Given task.
Count the lines that include the string "emoji", and give only that number.

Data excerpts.
↓

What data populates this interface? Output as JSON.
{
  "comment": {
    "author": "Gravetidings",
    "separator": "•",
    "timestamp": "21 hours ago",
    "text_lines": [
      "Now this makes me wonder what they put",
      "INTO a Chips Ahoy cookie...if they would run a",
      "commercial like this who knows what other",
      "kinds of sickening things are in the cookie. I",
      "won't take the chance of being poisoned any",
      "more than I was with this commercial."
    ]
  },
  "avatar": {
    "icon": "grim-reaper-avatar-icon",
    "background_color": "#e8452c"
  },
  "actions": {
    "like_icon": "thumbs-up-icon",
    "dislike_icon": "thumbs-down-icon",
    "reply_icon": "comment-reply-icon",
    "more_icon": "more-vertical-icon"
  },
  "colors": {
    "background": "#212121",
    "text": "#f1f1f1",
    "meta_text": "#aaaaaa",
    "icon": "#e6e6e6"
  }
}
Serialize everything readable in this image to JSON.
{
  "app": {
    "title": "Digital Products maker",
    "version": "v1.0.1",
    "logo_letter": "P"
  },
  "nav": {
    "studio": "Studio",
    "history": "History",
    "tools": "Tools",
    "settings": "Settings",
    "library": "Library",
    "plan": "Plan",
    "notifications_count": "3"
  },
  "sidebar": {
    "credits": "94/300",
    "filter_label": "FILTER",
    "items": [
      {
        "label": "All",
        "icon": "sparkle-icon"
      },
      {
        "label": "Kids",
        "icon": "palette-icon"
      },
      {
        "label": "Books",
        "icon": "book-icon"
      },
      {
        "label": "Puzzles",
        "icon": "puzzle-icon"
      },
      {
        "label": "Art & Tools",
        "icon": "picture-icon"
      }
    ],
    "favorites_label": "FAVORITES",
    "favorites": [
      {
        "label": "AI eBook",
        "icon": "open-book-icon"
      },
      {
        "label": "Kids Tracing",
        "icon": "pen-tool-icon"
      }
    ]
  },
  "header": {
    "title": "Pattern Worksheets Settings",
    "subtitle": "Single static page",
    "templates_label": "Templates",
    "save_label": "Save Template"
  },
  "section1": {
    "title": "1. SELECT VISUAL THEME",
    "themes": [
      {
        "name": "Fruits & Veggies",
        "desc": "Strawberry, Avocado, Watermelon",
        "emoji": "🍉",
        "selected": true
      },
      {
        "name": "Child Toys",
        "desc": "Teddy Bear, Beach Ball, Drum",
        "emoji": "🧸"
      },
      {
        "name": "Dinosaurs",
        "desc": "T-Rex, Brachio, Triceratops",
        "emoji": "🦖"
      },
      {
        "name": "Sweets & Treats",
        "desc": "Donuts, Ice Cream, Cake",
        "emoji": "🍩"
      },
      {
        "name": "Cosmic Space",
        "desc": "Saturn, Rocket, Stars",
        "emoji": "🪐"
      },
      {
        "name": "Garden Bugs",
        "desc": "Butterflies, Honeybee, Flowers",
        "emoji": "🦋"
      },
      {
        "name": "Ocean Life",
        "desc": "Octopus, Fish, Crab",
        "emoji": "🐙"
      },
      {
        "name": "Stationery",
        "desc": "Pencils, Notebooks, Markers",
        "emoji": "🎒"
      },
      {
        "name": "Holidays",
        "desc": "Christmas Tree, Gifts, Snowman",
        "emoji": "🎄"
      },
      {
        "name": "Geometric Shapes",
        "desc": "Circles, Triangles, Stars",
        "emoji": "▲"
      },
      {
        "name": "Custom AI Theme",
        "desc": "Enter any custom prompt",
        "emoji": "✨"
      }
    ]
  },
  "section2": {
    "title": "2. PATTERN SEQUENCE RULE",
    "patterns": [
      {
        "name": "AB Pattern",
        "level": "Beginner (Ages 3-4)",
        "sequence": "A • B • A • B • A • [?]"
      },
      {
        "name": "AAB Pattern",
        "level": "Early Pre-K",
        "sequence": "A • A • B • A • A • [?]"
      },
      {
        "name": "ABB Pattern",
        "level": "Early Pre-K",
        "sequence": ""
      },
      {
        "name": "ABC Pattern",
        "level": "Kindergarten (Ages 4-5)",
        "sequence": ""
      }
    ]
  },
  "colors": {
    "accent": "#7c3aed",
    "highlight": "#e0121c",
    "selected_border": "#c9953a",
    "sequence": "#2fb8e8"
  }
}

↑
↓

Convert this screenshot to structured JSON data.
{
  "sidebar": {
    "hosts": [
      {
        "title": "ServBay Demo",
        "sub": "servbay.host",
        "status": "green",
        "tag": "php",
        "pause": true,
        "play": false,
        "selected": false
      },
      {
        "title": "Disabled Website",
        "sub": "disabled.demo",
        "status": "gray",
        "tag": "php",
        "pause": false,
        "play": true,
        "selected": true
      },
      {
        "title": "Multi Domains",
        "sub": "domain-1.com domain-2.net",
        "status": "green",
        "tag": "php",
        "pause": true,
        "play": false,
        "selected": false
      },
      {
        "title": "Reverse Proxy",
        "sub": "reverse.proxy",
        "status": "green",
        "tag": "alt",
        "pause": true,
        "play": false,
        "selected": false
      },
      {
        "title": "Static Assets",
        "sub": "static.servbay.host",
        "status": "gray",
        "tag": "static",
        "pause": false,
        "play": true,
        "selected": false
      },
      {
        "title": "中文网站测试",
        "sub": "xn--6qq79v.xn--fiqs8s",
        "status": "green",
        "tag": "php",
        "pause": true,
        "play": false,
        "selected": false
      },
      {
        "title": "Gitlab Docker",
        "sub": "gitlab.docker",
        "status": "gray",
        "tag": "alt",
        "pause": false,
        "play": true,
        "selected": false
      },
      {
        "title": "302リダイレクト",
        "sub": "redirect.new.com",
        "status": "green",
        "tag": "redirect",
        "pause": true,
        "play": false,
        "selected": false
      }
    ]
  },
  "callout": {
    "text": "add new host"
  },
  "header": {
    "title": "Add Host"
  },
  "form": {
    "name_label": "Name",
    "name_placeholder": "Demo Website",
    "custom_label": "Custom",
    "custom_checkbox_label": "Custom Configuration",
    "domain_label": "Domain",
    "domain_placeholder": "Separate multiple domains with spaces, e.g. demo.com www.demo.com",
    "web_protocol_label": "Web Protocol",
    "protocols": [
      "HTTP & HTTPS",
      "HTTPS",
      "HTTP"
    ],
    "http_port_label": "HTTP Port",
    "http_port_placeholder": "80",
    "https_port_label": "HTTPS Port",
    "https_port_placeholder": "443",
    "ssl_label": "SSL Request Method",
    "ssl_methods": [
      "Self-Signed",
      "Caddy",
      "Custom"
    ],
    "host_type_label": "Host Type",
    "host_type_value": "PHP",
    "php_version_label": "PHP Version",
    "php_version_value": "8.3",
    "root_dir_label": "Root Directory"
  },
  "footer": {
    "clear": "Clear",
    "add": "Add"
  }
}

↑
↓

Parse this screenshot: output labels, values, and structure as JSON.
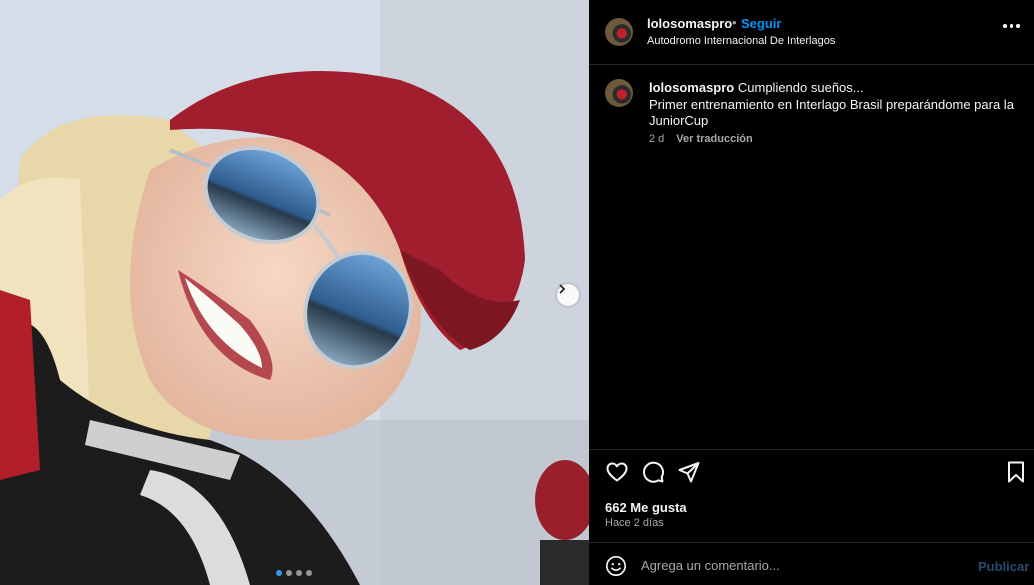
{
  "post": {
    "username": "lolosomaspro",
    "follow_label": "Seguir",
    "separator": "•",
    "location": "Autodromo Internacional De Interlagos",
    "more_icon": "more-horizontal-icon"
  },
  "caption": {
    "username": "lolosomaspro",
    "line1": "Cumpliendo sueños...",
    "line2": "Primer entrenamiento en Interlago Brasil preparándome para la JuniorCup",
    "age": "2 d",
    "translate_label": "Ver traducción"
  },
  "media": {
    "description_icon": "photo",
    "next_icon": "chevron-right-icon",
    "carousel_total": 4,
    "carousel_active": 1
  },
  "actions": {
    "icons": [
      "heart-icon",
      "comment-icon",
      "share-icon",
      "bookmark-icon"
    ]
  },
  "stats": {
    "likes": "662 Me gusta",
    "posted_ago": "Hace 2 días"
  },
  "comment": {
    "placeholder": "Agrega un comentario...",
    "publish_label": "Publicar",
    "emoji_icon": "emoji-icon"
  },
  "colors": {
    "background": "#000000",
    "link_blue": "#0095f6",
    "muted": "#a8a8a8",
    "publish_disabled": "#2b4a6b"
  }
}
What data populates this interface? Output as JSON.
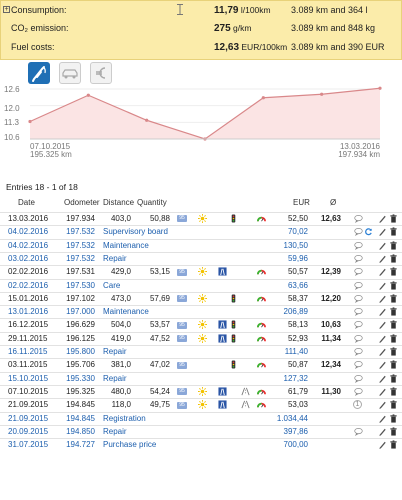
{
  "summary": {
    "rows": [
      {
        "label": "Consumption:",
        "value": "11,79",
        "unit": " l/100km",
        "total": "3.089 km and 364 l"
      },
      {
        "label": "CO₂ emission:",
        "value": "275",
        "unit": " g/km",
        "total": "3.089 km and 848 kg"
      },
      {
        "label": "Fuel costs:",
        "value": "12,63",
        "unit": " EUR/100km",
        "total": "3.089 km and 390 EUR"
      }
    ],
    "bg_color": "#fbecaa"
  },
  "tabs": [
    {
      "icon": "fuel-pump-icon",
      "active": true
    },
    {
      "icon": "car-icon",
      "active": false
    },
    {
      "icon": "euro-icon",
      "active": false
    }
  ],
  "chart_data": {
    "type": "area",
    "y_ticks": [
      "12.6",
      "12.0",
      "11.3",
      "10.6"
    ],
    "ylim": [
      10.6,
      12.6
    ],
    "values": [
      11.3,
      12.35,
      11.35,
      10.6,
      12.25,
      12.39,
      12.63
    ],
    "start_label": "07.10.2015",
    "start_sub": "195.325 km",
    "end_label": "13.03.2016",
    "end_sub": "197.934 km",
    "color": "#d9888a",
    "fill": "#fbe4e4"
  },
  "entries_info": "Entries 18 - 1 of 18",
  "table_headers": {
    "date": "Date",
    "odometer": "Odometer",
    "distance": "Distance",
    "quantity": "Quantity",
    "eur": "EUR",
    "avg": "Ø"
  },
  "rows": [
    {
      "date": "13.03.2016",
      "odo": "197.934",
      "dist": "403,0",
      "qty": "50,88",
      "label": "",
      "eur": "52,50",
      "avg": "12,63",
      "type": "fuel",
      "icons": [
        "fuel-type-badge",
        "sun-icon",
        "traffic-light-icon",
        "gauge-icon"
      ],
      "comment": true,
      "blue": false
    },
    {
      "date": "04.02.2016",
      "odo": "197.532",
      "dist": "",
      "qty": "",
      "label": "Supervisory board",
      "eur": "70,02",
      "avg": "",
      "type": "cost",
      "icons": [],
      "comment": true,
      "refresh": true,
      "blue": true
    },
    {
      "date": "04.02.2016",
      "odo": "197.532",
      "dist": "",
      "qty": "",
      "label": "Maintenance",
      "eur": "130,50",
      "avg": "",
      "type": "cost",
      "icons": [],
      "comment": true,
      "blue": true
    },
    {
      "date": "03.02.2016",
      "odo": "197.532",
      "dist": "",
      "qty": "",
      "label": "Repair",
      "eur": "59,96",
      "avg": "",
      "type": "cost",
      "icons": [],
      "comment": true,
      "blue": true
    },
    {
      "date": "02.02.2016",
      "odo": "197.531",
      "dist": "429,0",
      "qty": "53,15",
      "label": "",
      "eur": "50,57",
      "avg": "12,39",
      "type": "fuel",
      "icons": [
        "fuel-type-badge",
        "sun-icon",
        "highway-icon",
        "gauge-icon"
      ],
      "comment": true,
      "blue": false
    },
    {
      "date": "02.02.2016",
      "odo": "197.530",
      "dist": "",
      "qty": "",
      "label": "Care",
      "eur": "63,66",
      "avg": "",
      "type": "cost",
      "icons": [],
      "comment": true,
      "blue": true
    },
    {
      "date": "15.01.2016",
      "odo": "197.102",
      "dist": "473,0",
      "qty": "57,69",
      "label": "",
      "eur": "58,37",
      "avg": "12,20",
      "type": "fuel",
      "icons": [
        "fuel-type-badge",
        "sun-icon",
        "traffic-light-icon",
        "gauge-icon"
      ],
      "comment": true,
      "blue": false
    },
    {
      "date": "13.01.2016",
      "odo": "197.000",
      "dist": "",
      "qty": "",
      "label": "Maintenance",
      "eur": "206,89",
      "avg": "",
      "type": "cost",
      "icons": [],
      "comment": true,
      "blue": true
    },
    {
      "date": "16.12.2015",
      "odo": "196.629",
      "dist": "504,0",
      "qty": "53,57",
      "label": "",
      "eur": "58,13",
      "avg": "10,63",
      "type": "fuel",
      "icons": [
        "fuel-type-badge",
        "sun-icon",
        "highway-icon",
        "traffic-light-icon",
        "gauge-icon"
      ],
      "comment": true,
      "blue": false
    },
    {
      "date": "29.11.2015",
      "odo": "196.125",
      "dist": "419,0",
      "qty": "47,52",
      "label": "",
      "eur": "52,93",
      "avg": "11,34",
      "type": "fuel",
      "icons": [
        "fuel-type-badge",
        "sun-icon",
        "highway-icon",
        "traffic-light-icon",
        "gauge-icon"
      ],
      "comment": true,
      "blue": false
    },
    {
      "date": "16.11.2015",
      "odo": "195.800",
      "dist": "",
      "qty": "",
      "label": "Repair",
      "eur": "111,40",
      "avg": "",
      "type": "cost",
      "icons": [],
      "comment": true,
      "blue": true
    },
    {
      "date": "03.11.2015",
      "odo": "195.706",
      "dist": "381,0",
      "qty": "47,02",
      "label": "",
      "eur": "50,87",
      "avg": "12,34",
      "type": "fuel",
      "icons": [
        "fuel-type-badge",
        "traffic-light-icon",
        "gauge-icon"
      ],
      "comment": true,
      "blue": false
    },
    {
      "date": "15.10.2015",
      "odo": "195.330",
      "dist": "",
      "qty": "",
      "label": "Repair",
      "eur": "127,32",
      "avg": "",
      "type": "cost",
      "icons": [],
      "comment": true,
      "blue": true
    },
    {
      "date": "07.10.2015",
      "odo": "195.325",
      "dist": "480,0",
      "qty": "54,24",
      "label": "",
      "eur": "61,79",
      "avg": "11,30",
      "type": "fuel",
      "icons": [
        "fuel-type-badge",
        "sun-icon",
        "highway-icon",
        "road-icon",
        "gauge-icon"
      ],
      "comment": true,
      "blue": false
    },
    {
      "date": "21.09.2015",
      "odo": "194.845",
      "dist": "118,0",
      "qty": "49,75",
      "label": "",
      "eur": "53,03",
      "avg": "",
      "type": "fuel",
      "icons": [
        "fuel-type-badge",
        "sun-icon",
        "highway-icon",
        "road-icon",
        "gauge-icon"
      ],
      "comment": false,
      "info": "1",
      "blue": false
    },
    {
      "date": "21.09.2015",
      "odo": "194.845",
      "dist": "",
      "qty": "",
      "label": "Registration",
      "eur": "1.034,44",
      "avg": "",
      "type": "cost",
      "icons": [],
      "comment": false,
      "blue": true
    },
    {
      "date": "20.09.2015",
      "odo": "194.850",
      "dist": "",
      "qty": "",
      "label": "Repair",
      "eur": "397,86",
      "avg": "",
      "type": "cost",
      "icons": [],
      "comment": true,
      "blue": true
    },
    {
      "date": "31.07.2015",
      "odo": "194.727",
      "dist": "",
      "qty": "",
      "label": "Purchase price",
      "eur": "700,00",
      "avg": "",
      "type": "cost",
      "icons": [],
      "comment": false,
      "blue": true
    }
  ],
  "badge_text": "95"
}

↑

Reply.
12